- [What is expected] Each line of the listing must be set down exactly as it stands.

======== Material to process

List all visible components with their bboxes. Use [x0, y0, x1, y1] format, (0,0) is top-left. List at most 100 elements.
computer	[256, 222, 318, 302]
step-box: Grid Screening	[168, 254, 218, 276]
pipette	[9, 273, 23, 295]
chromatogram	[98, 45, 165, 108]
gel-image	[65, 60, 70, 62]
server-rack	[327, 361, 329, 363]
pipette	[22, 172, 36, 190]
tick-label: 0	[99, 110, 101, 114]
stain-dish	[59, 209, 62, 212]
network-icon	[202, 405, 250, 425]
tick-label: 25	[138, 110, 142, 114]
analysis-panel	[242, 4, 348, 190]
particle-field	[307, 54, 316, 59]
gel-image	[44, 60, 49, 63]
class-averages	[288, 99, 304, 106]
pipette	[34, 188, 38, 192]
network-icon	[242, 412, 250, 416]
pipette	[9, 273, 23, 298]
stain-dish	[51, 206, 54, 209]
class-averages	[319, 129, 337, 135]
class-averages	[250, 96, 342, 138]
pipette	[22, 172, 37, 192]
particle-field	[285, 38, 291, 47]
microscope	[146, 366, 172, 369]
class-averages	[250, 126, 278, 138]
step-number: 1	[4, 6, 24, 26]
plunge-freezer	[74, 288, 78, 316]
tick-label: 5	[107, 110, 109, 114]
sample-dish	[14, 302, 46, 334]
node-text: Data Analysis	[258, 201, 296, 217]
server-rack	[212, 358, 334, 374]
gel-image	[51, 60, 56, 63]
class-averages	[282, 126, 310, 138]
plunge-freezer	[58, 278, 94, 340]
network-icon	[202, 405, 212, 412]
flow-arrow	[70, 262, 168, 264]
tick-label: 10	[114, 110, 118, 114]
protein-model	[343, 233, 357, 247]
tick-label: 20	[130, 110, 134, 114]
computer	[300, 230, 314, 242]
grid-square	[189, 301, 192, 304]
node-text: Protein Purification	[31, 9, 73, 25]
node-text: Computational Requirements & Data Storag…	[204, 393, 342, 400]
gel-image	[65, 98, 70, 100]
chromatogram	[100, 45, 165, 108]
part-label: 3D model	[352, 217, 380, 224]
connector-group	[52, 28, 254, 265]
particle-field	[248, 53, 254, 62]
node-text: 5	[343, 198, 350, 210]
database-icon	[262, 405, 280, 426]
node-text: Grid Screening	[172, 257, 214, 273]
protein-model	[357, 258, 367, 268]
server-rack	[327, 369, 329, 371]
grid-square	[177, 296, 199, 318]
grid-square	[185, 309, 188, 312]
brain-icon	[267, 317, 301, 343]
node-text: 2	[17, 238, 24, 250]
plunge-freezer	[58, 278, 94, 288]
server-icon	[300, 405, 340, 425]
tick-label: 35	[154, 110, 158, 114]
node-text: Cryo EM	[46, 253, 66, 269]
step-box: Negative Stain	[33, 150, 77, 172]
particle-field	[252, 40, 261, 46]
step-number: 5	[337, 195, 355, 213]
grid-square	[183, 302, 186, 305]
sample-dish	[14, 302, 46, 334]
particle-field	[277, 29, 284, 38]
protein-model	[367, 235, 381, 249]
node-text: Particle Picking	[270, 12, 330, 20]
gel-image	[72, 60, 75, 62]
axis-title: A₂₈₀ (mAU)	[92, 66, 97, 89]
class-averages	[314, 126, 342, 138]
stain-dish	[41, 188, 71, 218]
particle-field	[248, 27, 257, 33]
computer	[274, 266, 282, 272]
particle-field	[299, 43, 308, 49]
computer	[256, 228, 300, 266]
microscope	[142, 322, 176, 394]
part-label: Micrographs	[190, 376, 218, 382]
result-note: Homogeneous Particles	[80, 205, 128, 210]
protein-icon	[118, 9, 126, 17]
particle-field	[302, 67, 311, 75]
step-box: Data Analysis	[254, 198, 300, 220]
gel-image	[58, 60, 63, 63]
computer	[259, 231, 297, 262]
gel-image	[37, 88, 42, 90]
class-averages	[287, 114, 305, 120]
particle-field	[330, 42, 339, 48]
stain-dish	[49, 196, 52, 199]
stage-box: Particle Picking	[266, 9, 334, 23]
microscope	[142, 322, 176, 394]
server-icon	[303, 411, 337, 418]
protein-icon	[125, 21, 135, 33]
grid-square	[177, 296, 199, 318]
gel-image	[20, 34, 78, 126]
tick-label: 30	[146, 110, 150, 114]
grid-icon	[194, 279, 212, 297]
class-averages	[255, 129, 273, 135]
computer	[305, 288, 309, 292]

================

- [Answer to this task]
List all visible components with their bboxes. Use [x0, y0, x1, y1] format, (0,0) is top-left. List at most 100 elements.
computer	[256, 222, 318, 302]
step-box: Grid Screening	[168, 254, 218, 276]
pipette	[9, 273, 23, 295]
chromatogram	[98, 45, 165, 108]
gel-image	[65, 60, 70, 62]
server-rack	[327, 361, 329, 363]
pipette	[22, 172, 36, 190]
tick-label: 0	[99, 110, 101, 114]
stain-dish	[59, 209, 62, 212]
network-icon	[202, 405, 250, 425]
tick-label: 25	[138, 110, 142, 114]
analysis-panel	[242, 4, 348, 190]
particle-field	[307, 54, 316, 59]
gel-image	[44, 60, 49, 63]
class-averages	[288, 99, 304, 106]
pipette	[34, 188, 38, 192]
network-icon	[242, 412, 250, 416]
pipette	[9, 273, 23, 298]
stain-dish	[51, 206, 54, 209]
class-averages	[319, 129, 337, 135]
class-averages	[250, 96, 342, 138]
pipette	[22, 172, 37, 192]
particle-field	[285, 38, 291, 47]
microscope	[146, 366, 172, 369]
class-averages	[250, 126, 278, 138]
step-number: 1	[4, 6, 24, 26]
plunge-freezer	[74, 288, 78, 316]
tick-label: 5	[107, 110, 109, 114]
sample-dish	[14, 302, 46, 334]
node-text: Data Analysis	[258, 201, 296, 217]
server-rack	[212, 358, 334, 374]
gel-image	[51, 60, 56, 63]
class-averages	[282, 126, 310, 138]
plunge-freezer	[58, 278, 94, 340]
network-icon	[202, 405, 212, 412]
flow-arrow	[70, 262, 168, 264]
tick-label: 10	[114, 110, 118, 114]
protein-model	[343, 233, 357, 247]
tick-label: 20	[130, 110, 134, 114]
computer	[300, 230, 314, 242]
grid-square	[189, 301, 192, 304]
node-text: Protein Purification	[31, 9, 73, 25]
node-text: Computational Requirements & Data Storag…	[204, 393, 342, 400]
gel-image	[65, 98, 70, 100]
chromatogram	[100, 45, 165, 108]
part-label: 3D model	[352, 217, 380, 224]
connector-group	[52, 28, 254, 265]
particle-field	[248, 53, 254, 62]
node-text: 5	[343, 198, 350, 210]
database-icon	[262, 405, 280, 426]
node-text: Grid Screening	[172, 257, 214, 273]
protein-model	[357, 258, 367, 268]
server-rack	[327, 369, 329, 371]
grid-square	[177, 296, 199, 318]
grid-square	[185, 309, 188, 312]
brain-icon	[267, 317, 301, 343]
node-text: 2	[17, 238, 24, 250]
plunge-freezer	[58, 278, 94, 288]
server-icon	[300, 405, 340, 425]
tick-label: 35	[154, 110, 158, 114]
node-text: Cryo EM	[46, 253, 66, 269]
step-box: Negative Stain	[33, 150, 77, 172]
particle-field	[252, 40, 261, 46]
step-number: 5	[337, 195, 355, 213]
grid-square	[183, 302, 186, 305]
sample-dish	[14, 302, 46, 334]
particle-field	[277, 29, 284, 38]
protein-model	[367, 235, 381, 249]
node-text: Particle Picking	[270, 12, 330, 20]
gel-image	[72, 60, 75, 62]
axis-title: A₂₈₀ (mAU)	[92, 66, 97, 89]
class-averages	[314, 126, 342, 138]
stain-dish	[41, 188, 71, 218]
particle-field	[248, 27, 257, 33]
computer	[274, 266, 282, 272]
particle-field	[299, 43, 308, 49]
computer	[256, 228, 300, 266]
microscope	[142, 322, 176, 394]
part-label: Micrographs	[190, 376, 218, 382]
result-note: Homogeneous Particles	[80, 205, 128, 210]
protein-icon	[118, 9, 126, 17]
particle-field	[302, 67, 311, 75]
step-box: Data Analysis	[254, 198, 300, 220]
gel-image	[58, 60, 63, 63]
computer	[259, 231, 297, 262]
gel-image	[37, 88, 42, 90]
class-averages	[287, 114, 305, 120]
particle-field	[330, 42, 339, 48]
stain-dish	[49, 196, 52, 199]
stage-box: Particle Picking	[266, 9, 334, 23]
microscope	[142, 322, 176, 394]
server-icon	[303, 411, 337, 418]
protein-icon	[125, 21, 135, 33]
grid-square	[177, 296, 199, 318]
gel-image	[20, 34, 78, 126]
tick-label: 30	[146, 110, 150, 114]
grid-icon	[194, 279, 212, 297]
class-averages	[255, 129, 273, 135]
computer	[305, 288, 309, 292]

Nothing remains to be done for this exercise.